AIM
Filter this data down to the lines that hold "الجريدة", and copy them.

-- begin STORED RECORDS --

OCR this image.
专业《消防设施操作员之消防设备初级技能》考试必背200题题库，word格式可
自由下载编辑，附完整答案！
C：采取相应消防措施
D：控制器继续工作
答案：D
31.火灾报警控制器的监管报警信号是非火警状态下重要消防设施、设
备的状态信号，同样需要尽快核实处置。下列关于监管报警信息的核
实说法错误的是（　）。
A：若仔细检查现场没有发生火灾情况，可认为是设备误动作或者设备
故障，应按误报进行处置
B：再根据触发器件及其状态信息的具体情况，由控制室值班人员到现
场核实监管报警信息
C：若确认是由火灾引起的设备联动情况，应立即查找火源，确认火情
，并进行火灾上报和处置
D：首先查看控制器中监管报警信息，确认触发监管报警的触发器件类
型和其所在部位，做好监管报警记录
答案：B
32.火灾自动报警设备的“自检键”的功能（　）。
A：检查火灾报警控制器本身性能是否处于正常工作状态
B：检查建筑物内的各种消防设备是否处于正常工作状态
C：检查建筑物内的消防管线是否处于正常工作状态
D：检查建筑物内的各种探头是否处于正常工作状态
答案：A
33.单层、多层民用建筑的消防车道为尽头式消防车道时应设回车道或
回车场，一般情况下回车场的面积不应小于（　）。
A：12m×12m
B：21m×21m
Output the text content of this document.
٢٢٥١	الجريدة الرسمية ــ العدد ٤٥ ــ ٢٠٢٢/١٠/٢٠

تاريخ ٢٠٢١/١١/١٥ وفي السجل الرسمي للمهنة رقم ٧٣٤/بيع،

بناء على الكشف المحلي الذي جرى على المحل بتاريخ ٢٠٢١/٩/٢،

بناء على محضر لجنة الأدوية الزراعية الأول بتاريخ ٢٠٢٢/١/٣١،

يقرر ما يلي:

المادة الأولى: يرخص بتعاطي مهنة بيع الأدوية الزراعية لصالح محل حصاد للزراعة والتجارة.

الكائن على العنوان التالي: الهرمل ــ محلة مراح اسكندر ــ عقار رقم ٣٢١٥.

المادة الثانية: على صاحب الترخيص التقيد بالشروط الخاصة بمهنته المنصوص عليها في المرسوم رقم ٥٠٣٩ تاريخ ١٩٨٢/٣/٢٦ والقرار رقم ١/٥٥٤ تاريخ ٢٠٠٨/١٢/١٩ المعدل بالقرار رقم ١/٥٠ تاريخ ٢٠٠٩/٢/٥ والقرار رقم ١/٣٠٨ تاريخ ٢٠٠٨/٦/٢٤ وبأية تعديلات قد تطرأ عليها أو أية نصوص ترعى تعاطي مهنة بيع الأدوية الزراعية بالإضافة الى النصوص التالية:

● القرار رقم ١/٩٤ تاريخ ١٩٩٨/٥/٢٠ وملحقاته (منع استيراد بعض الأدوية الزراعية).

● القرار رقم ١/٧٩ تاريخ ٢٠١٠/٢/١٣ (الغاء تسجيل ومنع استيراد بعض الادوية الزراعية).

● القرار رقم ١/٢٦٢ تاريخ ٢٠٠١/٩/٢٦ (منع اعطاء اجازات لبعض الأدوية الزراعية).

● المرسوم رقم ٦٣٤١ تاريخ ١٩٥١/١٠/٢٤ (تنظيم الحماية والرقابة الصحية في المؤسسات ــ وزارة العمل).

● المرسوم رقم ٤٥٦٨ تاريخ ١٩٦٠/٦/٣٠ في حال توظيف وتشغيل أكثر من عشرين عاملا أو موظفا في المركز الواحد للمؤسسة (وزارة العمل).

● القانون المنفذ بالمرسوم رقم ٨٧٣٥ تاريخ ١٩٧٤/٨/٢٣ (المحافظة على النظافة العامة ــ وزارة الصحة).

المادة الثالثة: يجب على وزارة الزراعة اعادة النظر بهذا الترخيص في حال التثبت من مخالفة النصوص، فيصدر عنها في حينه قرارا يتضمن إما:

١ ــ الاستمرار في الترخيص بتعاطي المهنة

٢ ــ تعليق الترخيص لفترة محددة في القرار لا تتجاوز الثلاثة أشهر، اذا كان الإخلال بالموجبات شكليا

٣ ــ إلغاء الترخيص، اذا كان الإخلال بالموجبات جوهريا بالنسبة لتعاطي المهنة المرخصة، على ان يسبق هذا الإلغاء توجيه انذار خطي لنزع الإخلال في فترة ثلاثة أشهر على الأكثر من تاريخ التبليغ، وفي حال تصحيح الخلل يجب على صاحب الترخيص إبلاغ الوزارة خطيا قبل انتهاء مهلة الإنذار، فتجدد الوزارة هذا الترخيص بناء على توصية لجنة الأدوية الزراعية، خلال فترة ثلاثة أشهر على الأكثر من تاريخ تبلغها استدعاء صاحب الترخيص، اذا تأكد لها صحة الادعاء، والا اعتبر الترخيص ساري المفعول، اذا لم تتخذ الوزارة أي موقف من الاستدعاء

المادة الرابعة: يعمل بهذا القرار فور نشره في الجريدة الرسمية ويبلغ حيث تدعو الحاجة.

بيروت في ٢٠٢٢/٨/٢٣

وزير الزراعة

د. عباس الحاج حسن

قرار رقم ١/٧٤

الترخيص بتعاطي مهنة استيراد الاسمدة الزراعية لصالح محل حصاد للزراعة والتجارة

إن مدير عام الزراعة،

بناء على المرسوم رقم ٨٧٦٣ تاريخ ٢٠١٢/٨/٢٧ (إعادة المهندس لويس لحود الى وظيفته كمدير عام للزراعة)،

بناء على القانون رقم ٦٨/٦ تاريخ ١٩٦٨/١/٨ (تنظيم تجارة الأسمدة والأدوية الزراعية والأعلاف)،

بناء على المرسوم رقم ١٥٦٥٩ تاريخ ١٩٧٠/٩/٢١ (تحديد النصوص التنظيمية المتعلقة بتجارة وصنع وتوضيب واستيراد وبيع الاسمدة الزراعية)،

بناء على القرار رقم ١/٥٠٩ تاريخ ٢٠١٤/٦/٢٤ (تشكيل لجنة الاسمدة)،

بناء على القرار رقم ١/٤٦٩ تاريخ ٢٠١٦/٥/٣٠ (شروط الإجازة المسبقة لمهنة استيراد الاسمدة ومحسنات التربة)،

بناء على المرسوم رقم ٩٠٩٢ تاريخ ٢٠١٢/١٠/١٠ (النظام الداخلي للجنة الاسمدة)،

-- end STORED RECORDS --

CORRECT RESPONSE
٢٢٥١	الجريدة الرسمية ــ العدد ٤٥ ــ ٢٠٢٢/١٠/٢٠
المادة الرابعة: يعمل بهذا القرار فور نشره في الجريدة الرسمية ويبلغ حيث تدعو الحاجة.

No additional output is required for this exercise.